Start SOURCE DATA
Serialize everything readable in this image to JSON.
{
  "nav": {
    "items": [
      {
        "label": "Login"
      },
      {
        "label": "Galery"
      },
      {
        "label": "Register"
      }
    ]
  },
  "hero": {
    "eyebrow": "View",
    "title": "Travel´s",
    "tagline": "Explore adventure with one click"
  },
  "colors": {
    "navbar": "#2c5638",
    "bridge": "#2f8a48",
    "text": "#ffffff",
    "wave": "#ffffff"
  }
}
End SOURCE DATA
# WHAT YOU WILL DO
All of the entries should be written out again exactly.

# SOLUTION FOR THIS EXERCISE
Serialize everything readable in this image to JSON.
{
  "nav": {
    "items": [
      {
        "label": "Login"
      },
      {
        "label": "Galery"
      },
      {
        "label": "Register"
      }
    ]
  },
  "hero": {
    "eyebrow": "View",
    "title": "Travel´s",
    "tagline": "Explore adventure with one click"
  },
  "colors": {
    "navbar": "#2c5638",
    "bridge": "#2f8a48",
    "text": "#ffffff",
    "wave": "#ffffff"
  }
}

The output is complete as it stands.